Figure dataset records
========================================

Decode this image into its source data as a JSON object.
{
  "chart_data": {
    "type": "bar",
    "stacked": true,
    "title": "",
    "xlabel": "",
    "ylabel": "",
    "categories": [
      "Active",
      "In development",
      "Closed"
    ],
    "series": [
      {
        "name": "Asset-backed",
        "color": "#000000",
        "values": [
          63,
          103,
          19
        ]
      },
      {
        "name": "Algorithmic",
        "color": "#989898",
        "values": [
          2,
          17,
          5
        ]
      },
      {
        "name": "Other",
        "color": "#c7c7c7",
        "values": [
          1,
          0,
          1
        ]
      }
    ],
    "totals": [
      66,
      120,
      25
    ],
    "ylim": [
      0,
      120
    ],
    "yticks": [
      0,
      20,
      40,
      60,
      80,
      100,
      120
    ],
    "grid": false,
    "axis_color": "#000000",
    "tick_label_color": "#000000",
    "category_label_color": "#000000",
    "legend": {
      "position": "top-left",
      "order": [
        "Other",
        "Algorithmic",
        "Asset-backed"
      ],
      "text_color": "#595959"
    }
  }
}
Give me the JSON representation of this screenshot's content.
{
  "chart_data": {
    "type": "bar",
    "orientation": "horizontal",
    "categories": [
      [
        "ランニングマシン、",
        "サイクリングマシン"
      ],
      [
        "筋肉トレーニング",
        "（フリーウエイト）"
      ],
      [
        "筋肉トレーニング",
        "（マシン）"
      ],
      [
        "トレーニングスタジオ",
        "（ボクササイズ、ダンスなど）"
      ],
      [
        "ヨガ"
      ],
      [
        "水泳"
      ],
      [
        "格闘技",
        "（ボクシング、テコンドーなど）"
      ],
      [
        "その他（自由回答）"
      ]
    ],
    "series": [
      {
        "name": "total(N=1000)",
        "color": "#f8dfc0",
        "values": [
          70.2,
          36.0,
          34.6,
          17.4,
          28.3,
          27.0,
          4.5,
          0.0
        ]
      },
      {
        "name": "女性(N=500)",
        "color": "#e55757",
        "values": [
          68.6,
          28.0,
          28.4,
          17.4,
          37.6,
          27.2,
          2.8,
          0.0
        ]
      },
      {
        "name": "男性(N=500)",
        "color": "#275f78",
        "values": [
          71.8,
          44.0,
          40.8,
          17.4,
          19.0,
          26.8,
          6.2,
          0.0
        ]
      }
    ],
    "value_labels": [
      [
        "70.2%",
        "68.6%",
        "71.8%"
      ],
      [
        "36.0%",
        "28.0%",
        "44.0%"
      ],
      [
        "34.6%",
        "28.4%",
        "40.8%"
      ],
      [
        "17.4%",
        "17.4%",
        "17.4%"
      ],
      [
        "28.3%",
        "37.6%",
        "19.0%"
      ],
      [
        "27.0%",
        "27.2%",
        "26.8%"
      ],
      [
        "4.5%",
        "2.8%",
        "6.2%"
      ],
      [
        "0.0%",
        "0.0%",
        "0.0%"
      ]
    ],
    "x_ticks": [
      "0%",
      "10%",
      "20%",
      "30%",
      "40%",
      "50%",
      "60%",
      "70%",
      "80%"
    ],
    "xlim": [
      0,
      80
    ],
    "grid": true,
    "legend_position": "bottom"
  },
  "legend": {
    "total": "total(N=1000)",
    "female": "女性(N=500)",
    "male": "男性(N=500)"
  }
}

========================================

# Your task:
Each line above must be printed exactly as it appears.

# Written solution:
Decode this image into its source data as a JSON object.
{
  "chart_data": {
    "type": "bar",
    "stacked": true,
    "title": "",
    "xlabel": "",
    "ylabel": "",
    "categories": [
      "Active",
      "In development",
      "Closed"
    ],
    "series": [
      {
        "name": "Asset-backed",
        "color": "#000000",
        "values": [
          63,
          103,
          19
        ]
      },
      {
        "name": "Algorithmic",
        "color": "#989898",
        "values": [
          2,
          17,
          5
        ]
      },
      {
        "name": "Other",
        "color": "#c7c7c7",
        "values": [
          1,
          0,
          1
        ]
      }
    ],
    "totals": [
      66,
      120,
      25
    ],
    "ylim": [
      0,
      120
    ],
    "yticks": [
      0,
      20,
      40,
      60,
      80,
      100,
      120
    ],
    "grid": false,
    "axis_color": "#000000",
    "tick_label_color": "#000000",
    "category_label_color": "#000000",
    "legend": {
      "position": "top-left",
      "order": [
        "Other",
        "Algorithmic",
        "Asset-backed"
      ],
      "text_color": "#595959"
    }
  }
}
Give me the JSON representation of this screenshot's content.
{
  "chart_data": {
    "type": "bar",
    "orientation": "horizontal",
    "categories": [
      [
        "ランニングマシン、",
        "サイクリングマシン"
      ],
      [
        "筋肉トレーニング",
        "（フリーウエイト）"
      ],
      [
        "筋肉トレーニング",
        "（マシン）"
      ],
      [
        "トレーニングスタジオ",
        "（ボクササイズ、ダンスなど）"
      ],
      [
        "ヨガ"
      ],
      [
        "水泳"
      ],
      [
        "格闘技",
        "（ボクシング、テコンドーなど）"
      ],
      [
        "その他（自由回答）"
      ]
    ],
    "series": [
      {
        "name": "total(N=1000)",
        "color": "#f8dfc0",
        "values": [
          70.2,
          36.0,
          34.6,
          17.4,
          28.3,
          27.0,
          4.5,
          0.0
        ]
      },
      {
        "name": "女性(N=500)",
        "color": "#e55757",
        "values": [
          68.6,
          28.0,
          28.4,
          17.4,
          37.6,
          27.2,
          2.8,
          0.0
        ]
      },
      {
        "name": "男性(N=500)",
        "color": "#275f78",
        "values": [
          71.8,
          44.0,
          40.8,
          17.4,
          19.0,
          26.8,
          6.2,
          0.0
        ]
      }
    ],
    "value_labels": [
      [
        "70.2%",
        "68.6%",
        "71.8%"
      ],
      [
        "36.0%",
        "28.0%",
        "44.0%"
      ],
      [
        "34.6%",
        "28.4%",
        "40.8%"
      ],
      [
        "17.4%",
        "17.4%",
        "17.4%"
      ],
      [
        "28.3%",
        "37.6%",
        "19.0%"
      ],
      [
        "27.0%",
        "27.2%",
        "26.8%"
      ],
      [
        "4.5%",
        "2.8%",
        "6.2%"
      ],
      [
        "0.0%",
        "0.0%",
        "0.0%"
      ]
    ],
    "x_ticks": [
      "0%",
      "10%",
      "20%",
      "30%",
      "40%",
      "50%",
      "60%",
      "70%",
      "80%"
    ],
    "xlim": [
      0,
      80
    ],
    "grid": true,
    "legend_position": "bottom"
  },
  "legend": {
    "total": "total(N=1000)",
    "female": "女性(N=500)",
    "male": "男性(N=500)"
  }
}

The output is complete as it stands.